Set problem =
Gather up all lines that carry the word "JSON".

──────────────────────────────

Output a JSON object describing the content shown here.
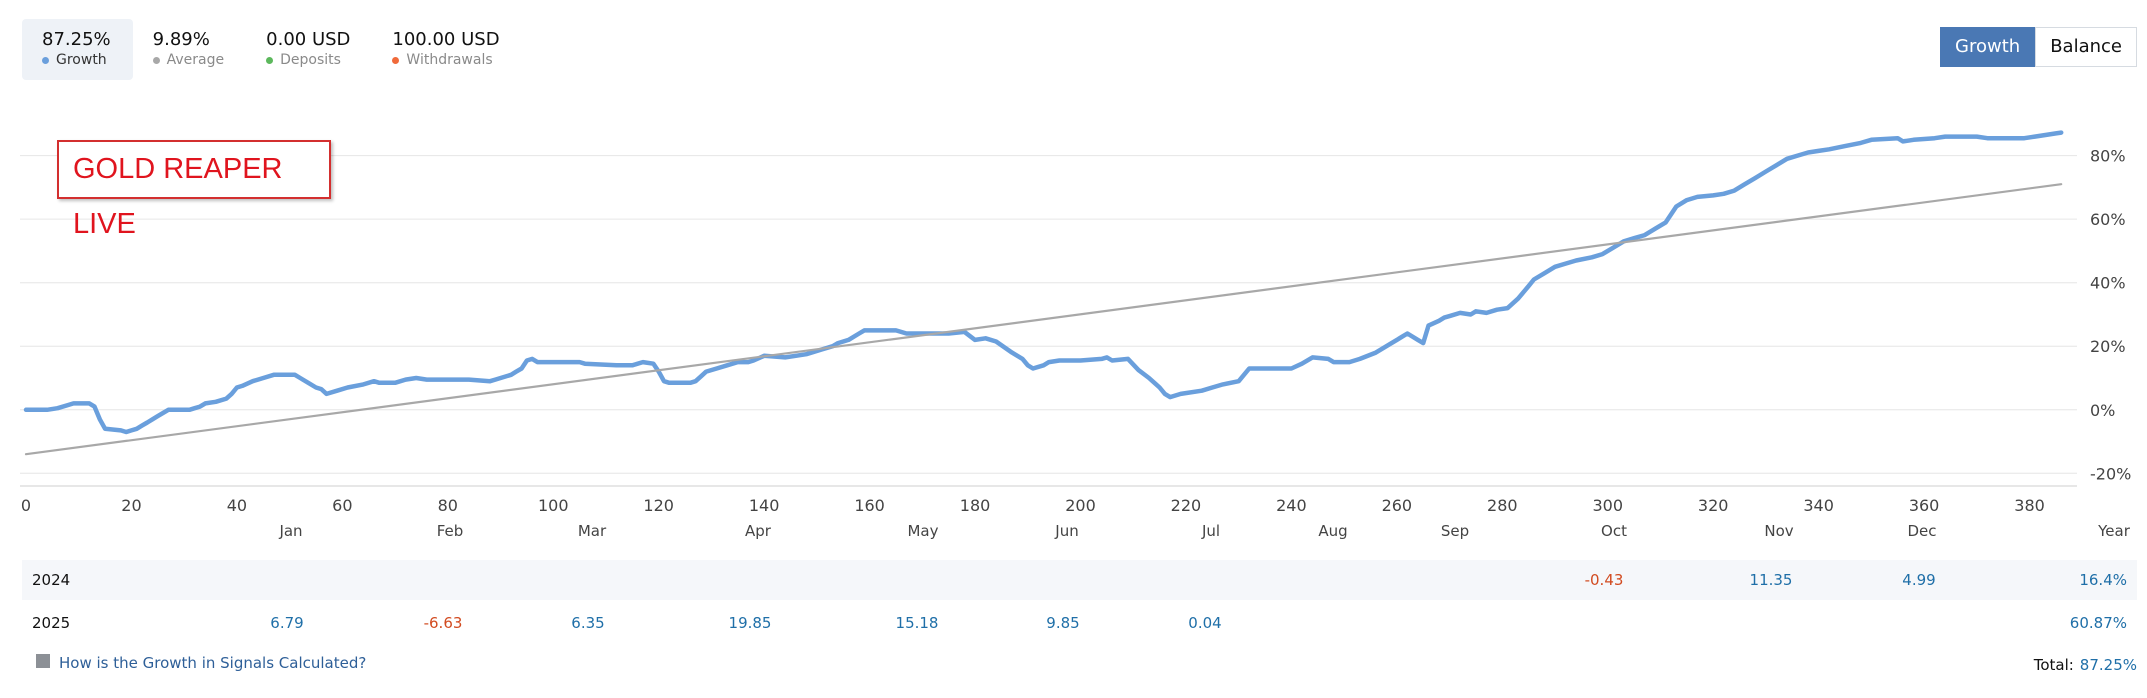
{
  "stats": [
    {
      "value": "87.25%",
      "label": "Growth",
      "color": "#6a9fdc",
      "active": true
    },
    {
      "value": "9.89%",
      "label": "Average",
      "color": "#a8a8a8",
      "active": false
    },
    {
      "value": "0.00 USD",
      "label": "Deposits",
      "color": "#5cb85c",
      "active": false
    },
    {
      "value": "100.00 USD",
      "label": "Withdrawals",
      "color": "#f06a3a",
      "active": false
    }
  ],
  "toggle": {
    "growth": "Growth",
    "balance": "Balance"
  },
  "signal_name": "GOLD REAPER LIVE",
  "chart_data": {
    "type": "line",
    "x_ticks": [
      0,
      20,
      40,
      60,
      80,
      100,
      120,
      140,
      160,
      180,
      200,
      220,
      240,
      260,
      280,
      300,
      320,
      340,
      360,
      380
    ],
    "y_ticks": [
      "80%",
      "60%",
      "40%",
      "20%",
      "0%",
      "-20%"
    ],
    "y_tick_values": [
      80,
      60,
      40,
      20,
      0,
      -20
    ],
    "xlim": [
      0,
      389
    ],
    "ylim": [
      -24,
      95
    ],
    "series": [
      {
        "name": "Growth",
        "color": "#6a9fdc",
        "points": [
          [
            0,
            0
          ],
          [
            4,
            0
          ],
          [
            6,
            0.5
          ],
          [
            8,
            1.5
          ],
          [
            9,
            2
          ],
          [
            12,
            2
          ],
          [
            13,
            1
          ],
          [
            14,
            -3
          ],
          [
            15,
            -6
          ],
          [
            18,
            -6.5
          ],
          [
            19,
            -7
          ],
          [
            20,
            -6.5
          ],
          [
            21,
            -6
          ],
          [
            22,
            -5
          ],
          [
            23,
            -4
          ],
          [
            24,
            -3
          ],
          [
            25,
            -2
          ],
          [
            26,
            -1
          ],
          [
            27,
            0
          ],
          [
            28,
            0
          ],
          [
            31,
            0
          ],
          [
            32,
            0.5
          ],
          [
            33,
            1
          ],
          [
            34,
            2
          ],
          [
            36,
            2.5
          ],
          [
            38,
            3.5
          ],
          [
            39,
            5
          ],
          [
            40,
            7
          ],
          [
            41,
            7.5
          ],
          [
            43,
            9
          ],
          [
            45,
            10
          ],
          [
            47,
            11
          ],
          [
            51,
            11
          ],
          [
            52,
            10
          ],
          [
            55,
            7
          ],
          [
            56,
            6.5
          ],
          [
            57,
            5
          ],
          [
            59,
            6
          ],
          [
            61,
            7
          ],
          [
            64,
            8
          ],
          [
            66,
            9
          ],
          [
            67,
            8.5
          ],
          [
            70,
            8.5
          ],
          [
            72,
            9.5
          ],
          [
            74,
            10
          ],
          [
            76,
            9.5
          ],
          [
            82,
            9.5
          ],
          [
            84,
            9.5
          ],
          [
            88,
            9
          ],
          [
            89,
            9.5
          ],
          [
            92,
            11
          ],
          [
            93,
            12
          ],
          [
            94,
            13
          ],
          [
            95,
            15.5
          ],
          [
            96,
            16
          ],
          [
            97,
            15
          ],
          [
            102,
            15
          ],
          [
            105,
            15
          ],
          [
            106,
            14.5
          ],
          [
            112,
            14
          ],
          [
            115,
            14
          ],
          [
            117,
            15
          ],
          [
            119,
            14.5
          ],
          [
            120,
            12
          ],
          [
            121,
            9
          ],
          [
            122,
            8.5
          ],
          [
            124,
            8.5
          ],
          [
            126,
            8.5
          ],
          [
            127,
            9
          ],
          [
            128,
            10.5
          ],
          [
            129,
            12
          ],
          [
            131,
            13
          ],
          [
            133,
            14
          ],
          [
            135,
            15
          ],
          [
            137,
            15
          ],
          [
            138,
            15.5
          ],
          [
            140,
            17
          ],
          [
            144,
            16.5
          ],
          [
            146,
            17
          ],
          [
            148,
            17.5
          ],
          [
            149,
            18
          ],
          [
            151,
            19
          ],
          [
            153,
            20
          ],
          [
            154,
            21
          ],
          [
            156,
            22
          ],
          [
            158,
            24
          ],
          [
            159,
            25
          ],
          [
            161,
            25
          ],
          [
            165,
            25
          ],
          [
            167,
            24
          ],
          [
            175,
            24
          ],
          [
            178,
            24.5
          ],
          [
            180,
            22
          ],
          [
            182,
            22.5
          ],
          [
            184,
            21.5
          ],
          [
            187,
            18
          ],
          [
            189,
            16
          ],
          [
            190,
            14
          ],
          [
            191,
            13
          ],
          [
            193,
            14
          ],
          [
            194,
            15
          ],
          [
            196,
            15.5
          ],
          [
            200,
            15.5
          ],
          [
            204,
            16
          ],
          [
            205,
            16.5
          ],
          [
            206,
            15.5
          ],
          [
            209,
            16
          ],
          [
            211,
            12.5
          ],
          [
            213,
            10
          ],
          [
            215,
            7
          ],
          [
            216,
            5
          ],
          [
            217,
            4
          ],
          [
            219,
            5
          ],
          [
            223,
            6
          ],
          [
            225,
            7
          ],
          [
            227,
            8
          ],
          [
            230,
            9
          ],
          [
            232,
            13
          ],
          [
            234,
            13
          ],
          [
            240,
            13
          ],
          [
            242,
            14.5
          ],
          [
            244,
            16.5
          ],
          [
            247,
            16
          ],
          [
            248,
            15
          ],
          [
            251,
            15
          ],
          [
            253,
            16
          ],
          [
            256,
            18
          ],
          [
            259,
            21
          ],
          [
            261,
            23
          ],
          [
            262,
            24
          ],
          [
            264,
            22
          ],
          [
            265,
            21
          ],
          [
            266,
            26.5
          ],
          [
            268,
            28
          ],
          [
            269,
            29
          ],
          [
            270,
            29.5
          ],
          [
            272,
            30.5
          ],
          [
            274,
            30
          ],
          [
            275,
            31
          ],
          [
            277,
            30.5
          ],
          [
            279,
            31.5
          ],
          [
            281,
            32
          ],
          [
            283,
            35
          ],
          [
            285,
            39
          ],
          [
            286,
            41
          ],
          [
            288,
            43
          ],
          [
            290,
            45
          ],
          [
            292,
            46
          ],
          [
            294,
            47
          ],
          [
            297,
            48
          ],
          [
            299,
            49
          ],
          [
            301,
            51
          ],
          [
            303,
            53
          ],
          [
            305,
            54
          ],
          [
            307,
            55
          ],
          [
            309,
            57
          ],
          [
            311,
            59
          ],
          [
            313,
            64
          ],
          [
            315,
            66
          ],
          [
            317,
            67
          ],
          [
            320,
            67.5
          ],
          [
            322,
            68
          ],
          [
            324,
            69
          ],
          [
            326,
            71
          ],
          [
            328,
            73
          ],
          [
            330,
            75
          ],
          [
            332,
            77
          ],
          [
            334,
            79
          ],
          [
            336,
            80
          ],
          [
            338,
            81
          ],
          [
            340,
            81.5
          ],
          [
            342,
            82
          ],
          [
            345,
            83
          ],
          [
            348,
            84
          ],
          [
            350,
            85
          ],
          [
            355,
            85.5
          ],
          [
            356,
            84.5
          ],
          [
            358,
            85
          ],
          [
            362,
            85.5
          ],
          [
            364,
            86
          ],
          [
            370,
            86
          ],
          [
            372,
            85.5
          ],
          [
            375,
            85.5
          ],
          [
            379,
            85.5
          ],
          [
            381,
            86
          ],
          [
            383,
            86.5
          ],
          [
            385,
            87
          ],
          [
            386,
            87.25
          ]
        ]
      },
      {
        "name": "Average",
        "color": "#a8a8a8",
        "points": [
          [
            0,
            -14
          ],
          [
            386,
            71
          ]
        ]
      }
    ]
  },
  "months": [
    "Jan",
    "Feb",
    "Mar",
    "Apr",
    "May",
    "Jun",
    "Jul",
    "Aug",
    "Sep",
    "Oct",
    "Nov",
    "Dec",
    "Year"
  ],
  "table": [
    {
      "year": "2024",
      "values": [
        "",
        "",
        "",
        "",
        "",
        "",
        "",
        "",
        "",
        "-0.43",
        "11.35",
        "4.99"
      ],
      "total": "16.4%"
    },
    {
      "year": "2025",
      "values": [
        "6.79",
        "-6.63",
        "6.35",
        "19.85",
        "15.18",
        "9.85",
        "0.04",
        "",
        "",
        "",
        "",
        ""
      ],
      "total": "60.87%"
    }
  ],
  "footer_link": "How is the Growth in Signals Calculated?",
  "total_label": "Total:",
  "total_value": "87.25%"
}
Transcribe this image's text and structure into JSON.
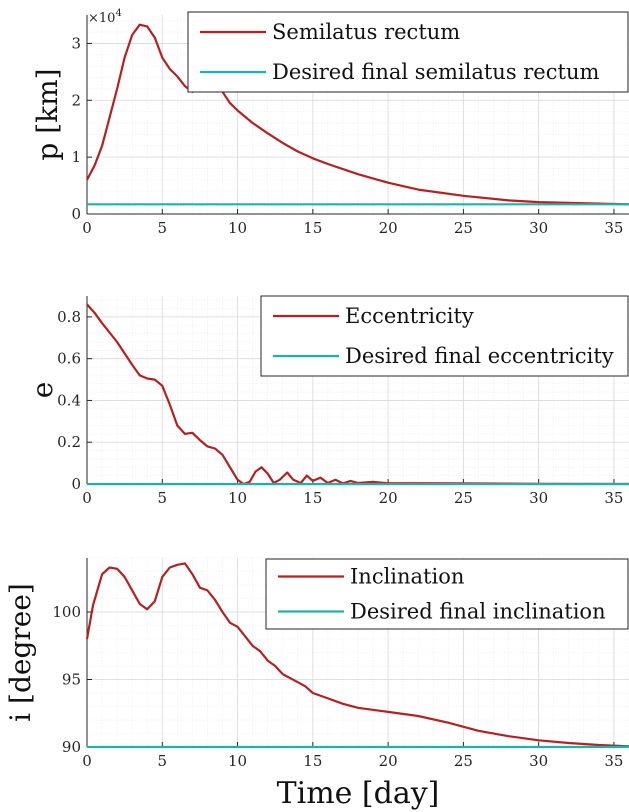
{
  "figure": {
    "xlabel": "Time [day]",
    "colors": {
      "actual": "#b22222",
      "desired": "#20b2aa",
      "grid": "#d9d9d9",
      "axis": "#262626"
    }
  },
  "chart_data": [
    {
      "type": "line",
      "ylabel": "p [km]",
      "exponent_label": "×10",
      "exponent_power": "4",
      "xlim": [
        0,
        36
      ],
      "ylim": [
        0,
        3.5
      ],
      "xticks": [
        0,
        5,
        10,
        15,
        20,
        25,
        30,
        35
      ],
      "yticks": [
        0,
        1,
        2,
        3
      ],
      "grid": true,
      "legend_position": "top-right",
      "series": [
        {
          "name": "Semilatus rectum",
          "color": "#b22222",
          "x": [
            0,
            0.5,
            1,
            1.5,
            2,
            2.5,
            3,
            3.5,
            4,
            4.5,
            5,
            5.5,
            6,
            6.5,
            7,
            7.5,
            8,
            8.5,
            9,
            9.5,
            10,
            11,
            12,
            13,
            14,
            15,
            16,
            18,
            20,
            22,
            25,
            28,
            30,
            33,
            36
          ],
          "y": [
            0.6,
            0.85,
            1.2,
            1.7,
            2.2,
            2.75,
            3.15,
            3.33,
            3.3,
            3.1,
            2.75,
            2.55,
            2.42,
            2.25,
            2.15,
            2.28,
            2.33,
            2.3,
            2.15,
            1.95,
            1.82,
            1.6,
            1.42,
            1.25,
            1.1,
            0.98,
            0.88,
            0.7,
            0.55,
            0.43,
            0.32,
            0.24,
            0.21,
            0.19,
            0.17
          ]
        },
        {
          "name": "Desired final semilatus rectum",
          "color": "#20b2aa",
          "x": [
            0,
            36
          ],
          "y": [
            0.17,
            0.17
          ]
        }
      ]
    },
    {
      "type": "line",
      "ylabel": "e",
      "xlim": [
        0,
        36
      ],
      "ylim": [
        0,
        0.9
      ],
      "xticks": [
        0,
        5,
        10,
        15,
        20,
        25,
        30,
        35
      ],
      "yticks": [
        0,
        0.2,
        0.4,
        0.6,
        0.8
      ],
      "grid": true,
      "legend_position": "top-right",
      "series": [
        {
          "name": "Eccentricity",
          "color": "#b22222",
          "x": [
            0,
            0.5,
            1,
            2,
            3,
            3.5,
            4,
            4.5,
            5,
            5.5,
            6,
            6.5,
            7,
            7.5,
            8,
            8.5,
            9,
            9.5,
            10,
            10.4,
            10.8,
            11.2,
            11.6,
            12,
            12.4,
            12.8,
            13.3,
            13.7,
            14.2,
            14.6,
            15,
            15.5,
            16,
            16.5,
            17,
            17.5,
            18,
            19,
            20,
            22,
            25,
            30,
            36
          ],
          "y": [
            0.86,
            0.82,
            0.77,
            0.68,
            0.57,
            0.52,
            0.505,
            0.5,
            0.47,
            0.38,
            0.28,
            0.24,
            0.245,
            0.21,
            0.18,
            0.17,
            0.14,
            0.08,
            0.02,
            0.0,
            0.01,
            0.06,
            0.08,
            0.05,
            0.005,
            0.02,
            0.055,
            0.02,
            0.005,
            0.04,
            0.015,
            0.03,
            0.005,
            0.02,
            0.003,
            0.015,
            0.005,
            0.01,
            0.004,
            0.004,
            0.003,
            0.001,
            0.0
          ]
        },
        {
          "name": "Desired final eccentricity",
          "color": "#20b2aa",
          "x": [
            0,
            36
          ],
          "y": [
            0.0,
            0.0
          ]
        }
      ]
    },
    {
      "type": "line",
      "ylabel": "i [degree]",
      "xlim": [
        0,
        36
      ],
      "ylim": [
        90,
        104
      ],
      "xticks": [
        0,
        5,
        10,
        15,
        20,
        25,
        30,
        35
      ],
      "yticks": [
        90,
        95,
        100
      ],
      "grid": true,
      "legend_position": "top-right",
      "series": [
        {
          "name": "Inclination",
          "color": "#b22222",
          "x": [
            0,
            0.4,
            1,
            1.5,
            2,
            2.5,
            3,
            3.5,
            4,
            4.5,
            5,
            5.5,
            6,
            6.5,
            7,
            7.5,
            8,
            8.5,
            9,
            9.5,
            10,
            10.5,
            11,
            11.5,
            12,
            12.5,
            13,
            13.5,
            14,
            14.5,
            15,
            16,
            17,
            18,
            20,
            22,
            24,
            26,
            28,
            30,
            32,
            34,
            36
          ],
          "y": [
            98,
            100.5,
            102.8,
            103.3,
            103.2,
            102.6,
            101.6,
            100.6,
            100.2,
            100.8,
            102.6,
            103.3,
            103.5,
            103.6,
            102.8,
            101.8,
            101.6,
            100.9,
            100.0,
            99.2,
            98.9,
            98.2,
            97.5,
            97.1,
            96.4,
            96.0,
            95.4,
            95.1,
            94.8,
            94.5,
            94.0,
            93.6,
            93.2,
            92.9,
            92.6,
            92.3,
            91.8,
            91.2,
            90.8,
            90.5,
            90.3,
            90.15,
            90.05
          ]
        },
        {
          "name": "Desired final inclination",
          "color": "#20b2aa",
          "x": [
            0,
            36
          ],
          "y": [
            90,
            90
          ]
        }
      ]
    }
  ]
}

──────────────────────────────

Exercise output =
Output a JSON object describing the content shown here.
Transcribe this image's text and structure into JSON.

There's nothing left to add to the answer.